Task objective
Where a line holds the string "Shrnutí", return that line.

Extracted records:
'''
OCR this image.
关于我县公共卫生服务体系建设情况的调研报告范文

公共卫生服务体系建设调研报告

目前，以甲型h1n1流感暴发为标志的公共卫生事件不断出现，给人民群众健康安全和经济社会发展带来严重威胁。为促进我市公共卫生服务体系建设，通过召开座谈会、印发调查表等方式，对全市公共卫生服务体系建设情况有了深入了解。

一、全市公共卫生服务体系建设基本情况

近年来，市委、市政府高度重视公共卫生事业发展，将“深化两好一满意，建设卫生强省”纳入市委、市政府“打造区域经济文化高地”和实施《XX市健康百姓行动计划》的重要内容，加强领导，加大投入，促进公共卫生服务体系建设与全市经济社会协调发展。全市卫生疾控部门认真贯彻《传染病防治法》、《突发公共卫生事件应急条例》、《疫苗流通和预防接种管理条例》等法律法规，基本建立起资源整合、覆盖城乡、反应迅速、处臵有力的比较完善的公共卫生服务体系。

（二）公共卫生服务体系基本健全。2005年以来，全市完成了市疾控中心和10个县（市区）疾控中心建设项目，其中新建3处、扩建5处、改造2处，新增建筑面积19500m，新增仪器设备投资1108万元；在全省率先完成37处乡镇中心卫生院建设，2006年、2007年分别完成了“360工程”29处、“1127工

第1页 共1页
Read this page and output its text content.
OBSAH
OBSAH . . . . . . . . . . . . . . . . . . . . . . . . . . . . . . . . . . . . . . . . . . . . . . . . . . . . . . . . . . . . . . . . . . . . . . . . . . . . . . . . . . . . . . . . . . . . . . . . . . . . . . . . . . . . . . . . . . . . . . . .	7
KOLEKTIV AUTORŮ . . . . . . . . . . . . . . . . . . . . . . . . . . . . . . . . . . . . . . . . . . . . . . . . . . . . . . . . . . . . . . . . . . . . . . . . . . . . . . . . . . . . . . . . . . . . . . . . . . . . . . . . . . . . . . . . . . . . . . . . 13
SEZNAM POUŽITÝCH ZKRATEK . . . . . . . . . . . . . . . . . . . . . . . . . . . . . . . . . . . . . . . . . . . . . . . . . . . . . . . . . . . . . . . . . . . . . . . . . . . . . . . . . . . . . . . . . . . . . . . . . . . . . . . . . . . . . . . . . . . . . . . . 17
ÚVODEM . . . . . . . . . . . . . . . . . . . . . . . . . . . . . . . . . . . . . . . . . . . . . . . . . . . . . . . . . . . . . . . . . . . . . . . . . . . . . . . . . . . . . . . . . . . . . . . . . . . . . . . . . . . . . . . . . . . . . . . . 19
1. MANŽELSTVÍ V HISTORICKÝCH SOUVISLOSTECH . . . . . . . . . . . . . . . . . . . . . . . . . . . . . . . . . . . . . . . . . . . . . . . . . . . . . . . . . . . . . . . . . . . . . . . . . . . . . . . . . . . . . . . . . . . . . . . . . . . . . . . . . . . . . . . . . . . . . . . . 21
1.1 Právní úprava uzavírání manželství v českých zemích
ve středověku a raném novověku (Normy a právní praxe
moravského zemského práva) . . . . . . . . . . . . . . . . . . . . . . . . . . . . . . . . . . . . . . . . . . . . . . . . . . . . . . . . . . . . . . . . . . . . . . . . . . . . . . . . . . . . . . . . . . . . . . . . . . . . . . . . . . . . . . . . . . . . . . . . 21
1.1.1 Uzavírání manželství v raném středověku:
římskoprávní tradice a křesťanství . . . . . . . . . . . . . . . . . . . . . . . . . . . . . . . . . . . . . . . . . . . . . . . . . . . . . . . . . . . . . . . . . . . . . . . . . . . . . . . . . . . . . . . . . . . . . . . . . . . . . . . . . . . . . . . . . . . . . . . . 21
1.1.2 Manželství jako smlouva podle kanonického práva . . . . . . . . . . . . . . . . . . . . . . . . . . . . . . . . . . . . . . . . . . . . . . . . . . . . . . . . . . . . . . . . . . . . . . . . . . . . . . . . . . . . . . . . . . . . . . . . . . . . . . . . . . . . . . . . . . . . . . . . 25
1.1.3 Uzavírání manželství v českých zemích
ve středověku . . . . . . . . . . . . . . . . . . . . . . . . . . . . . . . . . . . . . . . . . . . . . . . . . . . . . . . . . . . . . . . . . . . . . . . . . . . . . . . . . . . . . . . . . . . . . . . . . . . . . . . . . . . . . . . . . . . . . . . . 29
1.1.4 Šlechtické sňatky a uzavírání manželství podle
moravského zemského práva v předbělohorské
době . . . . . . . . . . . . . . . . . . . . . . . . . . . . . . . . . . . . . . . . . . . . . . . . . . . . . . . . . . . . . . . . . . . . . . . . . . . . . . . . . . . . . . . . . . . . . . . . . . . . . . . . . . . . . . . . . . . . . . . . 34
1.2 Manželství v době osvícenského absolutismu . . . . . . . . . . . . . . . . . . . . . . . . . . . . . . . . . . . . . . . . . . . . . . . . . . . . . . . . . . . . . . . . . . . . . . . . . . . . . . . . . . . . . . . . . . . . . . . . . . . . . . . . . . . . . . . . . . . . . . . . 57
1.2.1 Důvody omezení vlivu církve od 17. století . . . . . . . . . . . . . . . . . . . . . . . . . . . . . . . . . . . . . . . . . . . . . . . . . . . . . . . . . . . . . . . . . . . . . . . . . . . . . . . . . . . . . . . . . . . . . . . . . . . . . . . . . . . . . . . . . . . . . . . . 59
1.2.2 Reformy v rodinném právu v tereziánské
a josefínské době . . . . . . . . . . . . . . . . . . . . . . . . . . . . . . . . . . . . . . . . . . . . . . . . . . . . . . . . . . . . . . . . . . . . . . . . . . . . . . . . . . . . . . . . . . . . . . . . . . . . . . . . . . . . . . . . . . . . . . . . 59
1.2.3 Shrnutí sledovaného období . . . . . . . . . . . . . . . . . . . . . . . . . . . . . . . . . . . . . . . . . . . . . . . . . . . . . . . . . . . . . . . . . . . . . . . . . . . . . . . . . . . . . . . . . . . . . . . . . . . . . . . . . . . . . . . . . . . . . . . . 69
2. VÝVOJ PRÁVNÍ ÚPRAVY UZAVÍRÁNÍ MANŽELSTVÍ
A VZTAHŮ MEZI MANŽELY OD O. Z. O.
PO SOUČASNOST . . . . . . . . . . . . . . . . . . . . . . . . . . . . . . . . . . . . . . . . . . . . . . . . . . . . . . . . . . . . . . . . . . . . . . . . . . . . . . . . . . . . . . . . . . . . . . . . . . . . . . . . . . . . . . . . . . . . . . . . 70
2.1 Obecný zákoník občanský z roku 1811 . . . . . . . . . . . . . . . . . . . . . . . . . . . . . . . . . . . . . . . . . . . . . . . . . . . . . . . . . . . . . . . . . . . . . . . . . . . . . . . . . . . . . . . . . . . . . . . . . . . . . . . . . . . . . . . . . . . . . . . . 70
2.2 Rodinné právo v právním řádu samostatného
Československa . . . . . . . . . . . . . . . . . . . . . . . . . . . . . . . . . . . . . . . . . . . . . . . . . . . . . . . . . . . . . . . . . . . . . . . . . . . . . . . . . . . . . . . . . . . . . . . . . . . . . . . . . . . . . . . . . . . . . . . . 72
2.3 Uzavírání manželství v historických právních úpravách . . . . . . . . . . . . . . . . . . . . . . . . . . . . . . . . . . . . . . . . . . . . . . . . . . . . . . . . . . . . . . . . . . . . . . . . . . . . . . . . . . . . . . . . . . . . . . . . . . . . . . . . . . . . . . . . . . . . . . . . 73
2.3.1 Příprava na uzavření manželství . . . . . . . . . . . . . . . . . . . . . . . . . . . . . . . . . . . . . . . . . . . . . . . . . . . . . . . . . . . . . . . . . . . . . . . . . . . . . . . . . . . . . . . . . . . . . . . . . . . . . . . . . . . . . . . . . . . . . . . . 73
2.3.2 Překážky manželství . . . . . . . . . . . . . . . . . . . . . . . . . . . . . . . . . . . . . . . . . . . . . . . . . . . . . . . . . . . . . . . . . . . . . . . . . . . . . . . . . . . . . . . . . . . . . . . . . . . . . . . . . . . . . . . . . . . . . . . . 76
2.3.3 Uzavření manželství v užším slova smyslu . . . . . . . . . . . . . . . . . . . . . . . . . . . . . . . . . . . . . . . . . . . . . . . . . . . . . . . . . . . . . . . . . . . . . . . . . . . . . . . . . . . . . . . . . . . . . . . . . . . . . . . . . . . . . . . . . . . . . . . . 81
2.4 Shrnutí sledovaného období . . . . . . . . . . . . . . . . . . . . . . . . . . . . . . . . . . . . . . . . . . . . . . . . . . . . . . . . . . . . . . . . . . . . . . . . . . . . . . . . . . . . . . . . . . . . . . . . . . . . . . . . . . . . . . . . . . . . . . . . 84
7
'''
'''
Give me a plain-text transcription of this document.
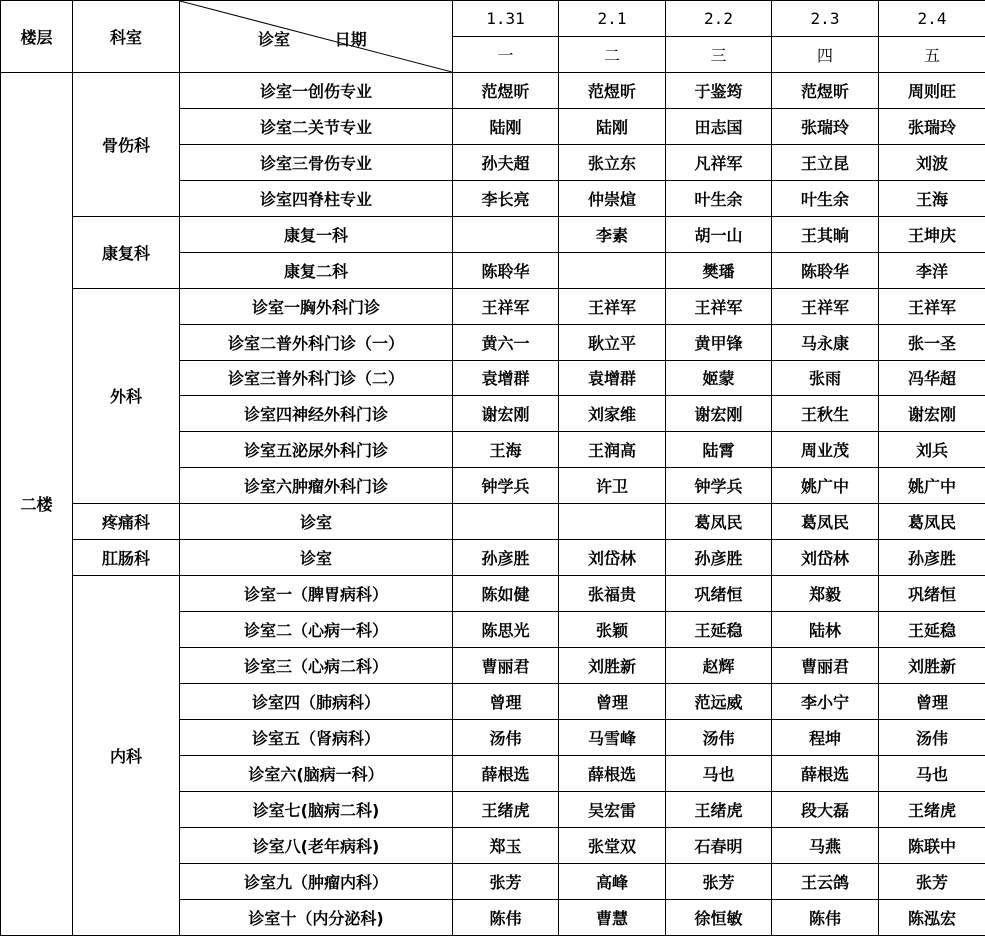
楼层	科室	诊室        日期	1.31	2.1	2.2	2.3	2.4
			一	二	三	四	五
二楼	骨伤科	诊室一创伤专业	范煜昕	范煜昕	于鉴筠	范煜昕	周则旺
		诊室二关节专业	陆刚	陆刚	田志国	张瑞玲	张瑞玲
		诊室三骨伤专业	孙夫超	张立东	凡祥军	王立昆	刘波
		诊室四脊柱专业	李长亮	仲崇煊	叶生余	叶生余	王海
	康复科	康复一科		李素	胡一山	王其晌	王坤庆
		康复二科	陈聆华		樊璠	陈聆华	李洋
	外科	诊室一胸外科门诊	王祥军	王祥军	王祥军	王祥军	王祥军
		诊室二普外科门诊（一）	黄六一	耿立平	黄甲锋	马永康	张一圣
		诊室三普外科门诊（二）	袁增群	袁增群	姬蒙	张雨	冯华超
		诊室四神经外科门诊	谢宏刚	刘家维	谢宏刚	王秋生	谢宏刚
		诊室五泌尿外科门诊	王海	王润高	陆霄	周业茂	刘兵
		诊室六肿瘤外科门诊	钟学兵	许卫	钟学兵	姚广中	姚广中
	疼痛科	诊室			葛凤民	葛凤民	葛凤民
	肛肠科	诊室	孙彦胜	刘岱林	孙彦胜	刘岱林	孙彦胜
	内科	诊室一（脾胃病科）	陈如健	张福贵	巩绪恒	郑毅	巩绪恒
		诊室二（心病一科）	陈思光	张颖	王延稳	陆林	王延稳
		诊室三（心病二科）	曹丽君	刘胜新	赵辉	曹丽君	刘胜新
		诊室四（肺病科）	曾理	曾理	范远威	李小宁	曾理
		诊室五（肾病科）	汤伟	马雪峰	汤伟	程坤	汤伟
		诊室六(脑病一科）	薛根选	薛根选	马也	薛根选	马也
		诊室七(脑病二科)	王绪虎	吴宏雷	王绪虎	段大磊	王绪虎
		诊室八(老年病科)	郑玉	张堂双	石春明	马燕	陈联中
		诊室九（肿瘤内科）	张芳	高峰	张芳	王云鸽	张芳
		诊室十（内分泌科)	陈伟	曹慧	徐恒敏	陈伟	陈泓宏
'''
Solution
1.2.3 Shrnutí sledovaného období . . . . . . . . . . . . . . . . . . . . . . . . . . . . . . . . . . . . . . . . . . . . . . . . . . . . . . . . . . . . . . . . . . . . . . . . . . . . . . . . . . . . . . . . . . . . . . . . . . . . . . . . . . . . . . . . . . . . . . . . 69
2.4 Shrnutí sledovaného období . . . . . . . . . . . . . . . . . . . . . . . . . . . . . . . . . . . . . . . . . . . . . . . . . . . . . . . . . . . . . . . . . . . . . . . . . . . . . . . . . . . . . . . . . . . . . . . . . . . . . . . . . . . . . . . . . . . . . . . . 84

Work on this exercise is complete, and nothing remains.